== ТЕКСТ

Когда она его встретила, ей было тридцать восемь лет, то есть на семь лет больше, чем Лавкрафту. Она в разводе, от первого брака у нее шестнадцатилетняя дочь. Она живет в Нью‑Йорке и зарабатывает на жизнь продавщицей в магазине одежды.

Она, похоже, сразу в него влюбилась. Со своей стороны Лавкрафт сохраняет сдержанное отношение. По правде говоря, он абсолютно ничего не знает о женщинах. Первый шаг, да и последующие должна делать она. Она приглашает его на обед, приезжает навестить в Провиденс. Наконец, в городке штата Род‑Айленд под названием Магнолия она по своей инициативе его целует. Лавкрафт краснеет, потом белеет как мел... Поскольку Соня мягко над ним подсмеивается, он должен ей объяснить, что это в первый раз, с самых малых лет, когда его целуют.

Это происходит в 1922‑м, Лавкрафту тридцать два года. Они с Соней поженятся два года спустя. На протяжении долгих месяцев он мало‑помалу оттаивает. Соня Грин исключительно милая и чарующая женщина; притом с общей точки зрения и очень красивая. И в конце концов произошло немыслимое: «престарелый джентльмен» влюбился.

====

ЗАДАНИЕ 1:
Перескажите короче абзац текста о Лавкрафте, который начинается словами «Она, похоже, сразу в него влюбилась», и сохраните его основные факты.

== СОХРАНЁННЫЕ ЗАПИСИ

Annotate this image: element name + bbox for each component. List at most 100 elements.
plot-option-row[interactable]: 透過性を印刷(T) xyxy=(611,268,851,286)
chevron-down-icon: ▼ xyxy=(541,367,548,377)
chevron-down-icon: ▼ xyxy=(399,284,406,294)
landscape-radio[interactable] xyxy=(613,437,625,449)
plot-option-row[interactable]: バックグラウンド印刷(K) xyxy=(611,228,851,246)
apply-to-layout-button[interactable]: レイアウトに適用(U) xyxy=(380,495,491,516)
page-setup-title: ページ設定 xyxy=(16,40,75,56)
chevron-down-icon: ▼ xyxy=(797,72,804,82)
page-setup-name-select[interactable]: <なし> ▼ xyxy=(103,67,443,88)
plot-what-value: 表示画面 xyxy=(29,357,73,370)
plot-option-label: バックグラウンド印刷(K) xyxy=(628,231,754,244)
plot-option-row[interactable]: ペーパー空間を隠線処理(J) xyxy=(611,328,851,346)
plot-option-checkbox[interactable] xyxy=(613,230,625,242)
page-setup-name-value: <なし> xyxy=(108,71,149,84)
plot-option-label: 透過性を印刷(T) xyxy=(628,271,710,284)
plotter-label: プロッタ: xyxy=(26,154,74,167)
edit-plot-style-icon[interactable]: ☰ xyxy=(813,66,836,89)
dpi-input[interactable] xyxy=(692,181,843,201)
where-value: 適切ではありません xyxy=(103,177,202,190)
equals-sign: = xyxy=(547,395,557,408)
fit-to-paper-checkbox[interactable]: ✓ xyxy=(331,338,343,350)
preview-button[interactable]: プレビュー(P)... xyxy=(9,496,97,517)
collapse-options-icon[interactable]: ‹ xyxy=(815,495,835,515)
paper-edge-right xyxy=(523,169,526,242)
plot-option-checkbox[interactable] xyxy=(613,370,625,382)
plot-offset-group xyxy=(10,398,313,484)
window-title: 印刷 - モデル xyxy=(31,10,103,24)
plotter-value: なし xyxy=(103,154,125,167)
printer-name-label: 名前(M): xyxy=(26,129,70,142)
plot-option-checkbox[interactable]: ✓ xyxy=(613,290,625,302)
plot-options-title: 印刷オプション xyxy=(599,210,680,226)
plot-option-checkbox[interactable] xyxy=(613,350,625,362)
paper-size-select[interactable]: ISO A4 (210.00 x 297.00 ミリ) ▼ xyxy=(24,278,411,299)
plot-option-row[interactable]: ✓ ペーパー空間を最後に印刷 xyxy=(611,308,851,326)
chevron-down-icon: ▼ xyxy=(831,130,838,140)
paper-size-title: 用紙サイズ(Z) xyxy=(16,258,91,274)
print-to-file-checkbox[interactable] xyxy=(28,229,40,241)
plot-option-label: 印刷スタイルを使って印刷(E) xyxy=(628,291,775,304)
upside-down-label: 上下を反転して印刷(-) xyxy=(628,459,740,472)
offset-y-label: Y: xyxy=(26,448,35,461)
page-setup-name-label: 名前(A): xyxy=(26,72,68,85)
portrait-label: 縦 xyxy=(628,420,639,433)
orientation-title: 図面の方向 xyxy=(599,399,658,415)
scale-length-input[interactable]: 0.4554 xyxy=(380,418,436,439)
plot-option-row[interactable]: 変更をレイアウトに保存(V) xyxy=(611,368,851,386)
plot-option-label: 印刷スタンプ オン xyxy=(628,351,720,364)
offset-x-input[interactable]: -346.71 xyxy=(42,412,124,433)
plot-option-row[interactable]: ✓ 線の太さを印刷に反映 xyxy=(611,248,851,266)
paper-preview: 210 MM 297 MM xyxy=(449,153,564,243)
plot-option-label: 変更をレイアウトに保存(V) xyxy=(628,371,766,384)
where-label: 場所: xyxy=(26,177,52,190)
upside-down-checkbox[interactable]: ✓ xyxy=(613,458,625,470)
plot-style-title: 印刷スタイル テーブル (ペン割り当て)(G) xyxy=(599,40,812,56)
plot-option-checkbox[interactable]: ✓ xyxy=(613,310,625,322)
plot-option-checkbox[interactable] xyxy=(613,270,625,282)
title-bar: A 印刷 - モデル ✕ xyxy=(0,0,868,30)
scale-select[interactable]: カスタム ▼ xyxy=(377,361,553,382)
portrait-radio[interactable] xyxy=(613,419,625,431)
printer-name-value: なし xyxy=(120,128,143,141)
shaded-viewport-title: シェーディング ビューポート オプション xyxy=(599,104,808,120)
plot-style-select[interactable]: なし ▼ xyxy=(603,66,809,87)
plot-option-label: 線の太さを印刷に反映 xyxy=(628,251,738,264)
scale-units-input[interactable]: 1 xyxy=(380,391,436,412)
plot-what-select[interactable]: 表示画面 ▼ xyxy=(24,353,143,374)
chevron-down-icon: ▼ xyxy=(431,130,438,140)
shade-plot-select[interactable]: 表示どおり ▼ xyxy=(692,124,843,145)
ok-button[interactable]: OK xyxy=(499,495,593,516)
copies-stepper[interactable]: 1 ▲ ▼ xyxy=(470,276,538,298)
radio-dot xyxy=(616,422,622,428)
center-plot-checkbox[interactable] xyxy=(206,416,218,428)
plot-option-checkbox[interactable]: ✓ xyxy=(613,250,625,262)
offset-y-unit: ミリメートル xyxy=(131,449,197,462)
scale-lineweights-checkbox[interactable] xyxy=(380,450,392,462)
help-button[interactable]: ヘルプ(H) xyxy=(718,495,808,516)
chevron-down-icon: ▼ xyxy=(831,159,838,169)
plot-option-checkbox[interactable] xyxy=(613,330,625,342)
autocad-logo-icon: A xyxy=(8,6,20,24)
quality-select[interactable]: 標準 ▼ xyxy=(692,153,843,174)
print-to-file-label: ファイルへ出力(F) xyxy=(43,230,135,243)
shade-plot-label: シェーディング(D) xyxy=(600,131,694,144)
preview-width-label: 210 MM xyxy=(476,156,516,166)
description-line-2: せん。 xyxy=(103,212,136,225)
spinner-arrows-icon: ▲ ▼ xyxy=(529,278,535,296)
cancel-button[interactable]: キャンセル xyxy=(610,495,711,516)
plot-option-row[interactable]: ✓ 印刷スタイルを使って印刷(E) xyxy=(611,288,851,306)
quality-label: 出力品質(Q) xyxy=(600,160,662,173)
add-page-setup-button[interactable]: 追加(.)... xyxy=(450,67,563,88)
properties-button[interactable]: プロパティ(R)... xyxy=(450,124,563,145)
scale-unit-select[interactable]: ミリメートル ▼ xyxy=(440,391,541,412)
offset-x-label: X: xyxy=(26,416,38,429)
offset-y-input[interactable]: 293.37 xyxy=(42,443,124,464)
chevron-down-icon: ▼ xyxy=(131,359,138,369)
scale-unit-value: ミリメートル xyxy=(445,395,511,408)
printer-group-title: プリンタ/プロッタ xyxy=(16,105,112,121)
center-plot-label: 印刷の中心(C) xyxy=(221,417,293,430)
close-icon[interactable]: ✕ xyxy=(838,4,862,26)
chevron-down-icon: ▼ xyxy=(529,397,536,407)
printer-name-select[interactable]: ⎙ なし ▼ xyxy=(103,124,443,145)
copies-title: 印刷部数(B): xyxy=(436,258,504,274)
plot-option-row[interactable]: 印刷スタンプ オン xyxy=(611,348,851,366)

====

ЗАДАНИЕ 2:
Воспроизведите без изменений строки записей, начиная с первой строки записей и заканчивая строкой, содержащей «plot-option-label: 透過性を印刷(T) xyxy=(628,271,710,284)», включительно.

РЕШЕНИЕ 1:
Она сразу влюбилась в Лавкрафта. Он держался сдержанно, потому что совсем ничего не знал о женщинах. Все шаги делала она: приглашала его на обед и приезжала к нему в Провиденс. В Магнолии, городке штата Род‑Айленд, она по своей инициативе его поцеловала. Лавкрафт покраснел, потом побелел как мел. Когда Соня мягко над ним подсмеялась, он объяснил, что его целуют впервые с самых малых лет.

РЕШЕНИЕ 2:
Annotate this image: element name + bbox for each component. List at most 100 elements.
plot-option-row[interactable]: 透過性を印刷(T) xyxy=(611,268,851,286)
chevron-down-icon: ▼ xyxy=(541,367,548,377)
chevron-down-icon: ▼ xyxy=(399,284,406,294)
landscape-radio[interactable] xyxy=(613,437,625,449)
plot-option-row[interactable]: バックグラウンド印刷(K) xyxy=(611,228,851,246)
apply-to-layout-button[interactable]: レイアウトに適用(U) xyxy=(380,495,491,516)
page-setup-title: ページ設定 xyxy=(16,40,75,56)
chevron-down-icon: ▼ xyxy=(797,72,804,82)
page-setup-name-select[interactable]: <なし> ▼ xyxy=(103,67,443,88)
plot-what-value: 表示画面 xyxy=(29,357,73,370)
plot-option-label: バックグラウンド印刷(K) xyxy=(628,231,754,244)
plot-option-row[interactable]: ペーパー空間を隠線処理(J) xyxy=(611,328,851,346)
plot-option-checkbox[interactable] xyxy=(613,230,625,242)
page-setup-name-value: <なし> xyxy=(108,71,149,84)
plot-option-label: 透過性を印刷(T) xyxy=(628,271,710,284)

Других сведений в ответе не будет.